- [TAREFA A REALIZAR]
No texto sobre câncer de mama e de ovário, com que frequência é feito o ultrassom transvaginal no acompanhamento das pacientes?

- [TEXTO APRESENTADO]
════════════════
Em relação ao câncer de mama, a detecção precoce é mais simples. O acompanhamento com ressonância magnética permite identificar o tumor em estágios iniciais, e os tratamentos nessas primeiras fases são muito eficazes.

Não acontece o mesmo com o ovário. O acompanhamento das pacientes consiste num ultrassom transvaginal a cada seis meses, que permite visualizar o útero, os ovários e as trompas de Falópio, juntamente com a análise de uma proteína que indica o desenvolvimento desse tipo de tumor (o marcador tumoral CA-125). Mas, em ambos os casos, quando o tumor pode ser identificado, costuma ser muito tarde, e o tratamento do câncer é um dos mais complexos. “Não podemos garantir que fazendo esse acompanhamento conseguiremos nos antecipar ao tumor”, afirma Chirivella. O conselho é válido tanto para a mutação de Jolie, quanto para a segunda mais frequente, o BRCA-2 (nesse caso, o risco de tumor de ovário é de 18%).

Por isso, como destaca Iván Márquez Rodas, responsável da unidade de conselho genético do hospital Gregorio Marañón, de Madri, “mais cedo ou mais tarde, o melhor que a mulher pode fazer é remover os ovários e a trompa de Falópio”, o que foi feito pela atriz. Nesse caso, o risco cai muito, embora sempre fique uma possibilidade residual de desenvolver câncer.
════════════════
- [DADOS REGISTRADOS]
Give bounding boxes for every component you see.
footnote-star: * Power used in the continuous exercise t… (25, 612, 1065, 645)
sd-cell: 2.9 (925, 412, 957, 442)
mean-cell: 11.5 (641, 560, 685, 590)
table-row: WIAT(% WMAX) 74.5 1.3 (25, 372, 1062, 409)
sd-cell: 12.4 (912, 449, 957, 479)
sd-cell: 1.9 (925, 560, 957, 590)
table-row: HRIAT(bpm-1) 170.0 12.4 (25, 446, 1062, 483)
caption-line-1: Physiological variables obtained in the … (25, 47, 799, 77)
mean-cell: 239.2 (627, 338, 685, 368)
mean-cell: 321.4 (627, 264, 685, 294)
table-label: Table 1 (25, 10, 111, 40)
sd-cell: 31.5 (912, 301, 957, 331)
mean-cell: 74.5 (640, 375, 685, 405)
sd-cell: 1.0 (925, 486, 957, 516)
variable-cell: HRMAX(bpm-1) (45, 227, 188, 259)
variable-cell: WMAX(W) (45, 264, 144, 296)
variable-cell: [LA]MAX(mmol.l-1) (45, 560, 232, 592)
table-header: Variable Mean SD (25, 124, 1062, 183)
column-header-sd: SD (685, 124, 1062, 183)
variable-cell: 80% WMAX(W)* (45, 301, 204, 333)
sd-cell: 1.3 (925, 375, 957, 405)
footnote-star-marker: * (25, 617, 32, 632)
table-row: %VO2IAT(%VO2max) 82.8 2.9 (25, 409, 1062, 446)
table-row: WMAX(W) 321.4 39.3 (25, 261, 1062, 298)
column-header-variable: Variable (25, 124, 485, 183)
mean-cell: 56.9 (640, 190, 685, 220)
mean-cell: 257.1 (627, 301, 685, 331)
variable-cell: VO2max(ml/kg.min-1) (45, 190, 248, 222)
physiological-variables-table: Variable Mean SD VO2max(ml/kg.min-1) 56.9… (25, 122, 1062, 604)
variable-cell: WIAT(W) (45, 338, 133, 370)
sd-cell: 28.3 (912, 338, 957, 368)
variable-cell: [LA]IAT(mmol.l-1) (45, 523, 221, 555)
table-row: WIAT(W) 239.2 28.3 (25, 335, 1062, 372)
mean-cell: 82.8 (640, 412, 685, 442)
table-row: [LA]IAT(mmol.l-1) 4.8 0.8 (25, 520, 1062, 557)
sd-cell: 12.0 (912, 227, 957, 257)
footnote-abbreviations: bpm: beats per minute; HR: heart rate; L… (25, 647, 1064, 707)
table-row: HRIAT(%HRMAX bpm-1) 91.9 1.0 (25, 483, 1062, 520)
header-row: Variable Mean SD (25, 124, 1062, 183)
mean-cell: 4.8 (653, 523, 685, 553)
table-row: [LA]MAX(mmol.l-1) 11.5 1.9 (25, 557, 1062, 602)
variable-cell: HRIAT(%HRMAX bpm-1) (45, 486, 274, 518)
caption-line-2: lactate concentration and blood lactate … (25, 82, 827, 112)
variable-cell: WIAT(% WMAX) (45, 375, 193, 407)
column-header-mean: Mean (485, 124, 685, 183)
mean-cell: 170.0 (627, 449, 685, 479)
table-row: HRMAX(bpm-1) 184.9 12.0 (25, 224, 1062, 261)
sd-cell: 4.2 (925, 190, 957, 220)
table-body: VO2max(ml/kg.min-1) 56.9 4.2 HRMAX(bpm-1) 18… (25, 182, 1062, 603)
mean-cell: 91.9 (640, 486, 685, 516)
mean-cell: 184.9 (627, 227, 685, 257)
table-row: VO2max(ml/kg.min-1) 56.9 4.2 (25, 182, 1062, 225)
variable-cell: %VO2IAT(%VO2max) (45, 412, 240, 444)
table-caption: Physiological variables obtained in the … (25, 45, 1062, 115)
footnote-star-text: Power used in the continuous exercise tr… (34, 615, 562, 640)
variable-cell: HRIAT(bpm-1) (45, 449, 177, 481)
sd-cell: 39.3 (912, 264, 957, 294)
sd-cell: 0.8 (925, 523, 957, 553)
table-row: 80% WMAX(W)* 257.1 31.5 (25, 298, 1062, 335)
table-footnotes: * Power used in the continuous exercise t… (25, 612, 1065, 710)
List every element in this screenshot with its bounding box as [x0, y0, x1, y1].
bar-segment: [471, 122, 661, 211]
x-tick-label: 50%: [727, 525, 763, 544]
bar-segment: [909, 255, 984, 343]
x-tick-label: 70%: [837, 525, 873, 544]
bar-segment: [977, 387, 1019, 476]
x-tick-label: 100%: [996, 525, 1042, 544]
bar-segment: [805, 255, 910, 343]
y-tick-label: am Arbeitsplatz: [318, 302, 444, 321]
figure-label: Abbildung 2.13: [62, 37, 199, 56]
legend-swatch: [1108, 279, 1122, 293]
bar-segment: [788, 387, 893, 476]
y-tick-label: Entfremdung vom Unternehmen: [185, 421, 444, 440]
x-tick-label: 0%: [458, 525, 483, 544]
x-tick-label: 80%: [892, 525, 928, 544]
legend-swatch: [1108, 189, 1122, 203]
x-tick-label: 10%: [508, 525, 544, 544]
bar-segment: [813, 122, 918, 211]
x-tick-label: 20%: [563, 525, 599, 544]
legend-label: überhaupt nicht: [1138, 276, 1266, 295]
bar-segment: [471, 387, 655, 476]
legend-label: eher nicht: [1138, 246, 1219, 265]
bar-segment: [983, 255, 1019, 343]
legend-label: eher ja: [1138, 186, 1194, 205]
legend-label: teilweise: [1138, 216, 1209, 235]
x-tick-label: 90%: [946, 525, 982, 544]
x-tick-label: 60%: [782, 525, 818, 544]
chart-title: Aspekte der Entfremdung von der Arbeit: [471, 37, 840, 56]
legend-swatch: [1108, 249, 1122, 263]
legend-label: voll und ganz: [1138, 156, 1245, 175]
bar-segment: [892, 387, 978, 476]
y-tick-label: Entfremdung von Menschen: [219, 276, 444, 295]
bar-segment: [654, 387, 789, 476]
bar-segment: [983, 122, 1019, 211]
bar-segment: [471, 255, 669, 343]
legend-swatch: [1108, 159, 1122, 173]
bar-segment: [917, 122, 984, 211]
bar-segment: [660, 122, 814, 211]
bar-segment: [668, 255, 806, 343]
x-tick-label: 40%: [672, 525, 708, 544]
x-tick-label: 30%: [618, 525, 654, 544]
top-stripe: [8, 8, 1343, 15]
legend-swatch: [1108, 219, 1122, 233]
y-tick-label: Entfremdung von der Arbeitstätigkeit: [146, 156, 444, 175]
════════════════
- [RESULTADO DA TAREFA]
A cada seis meses.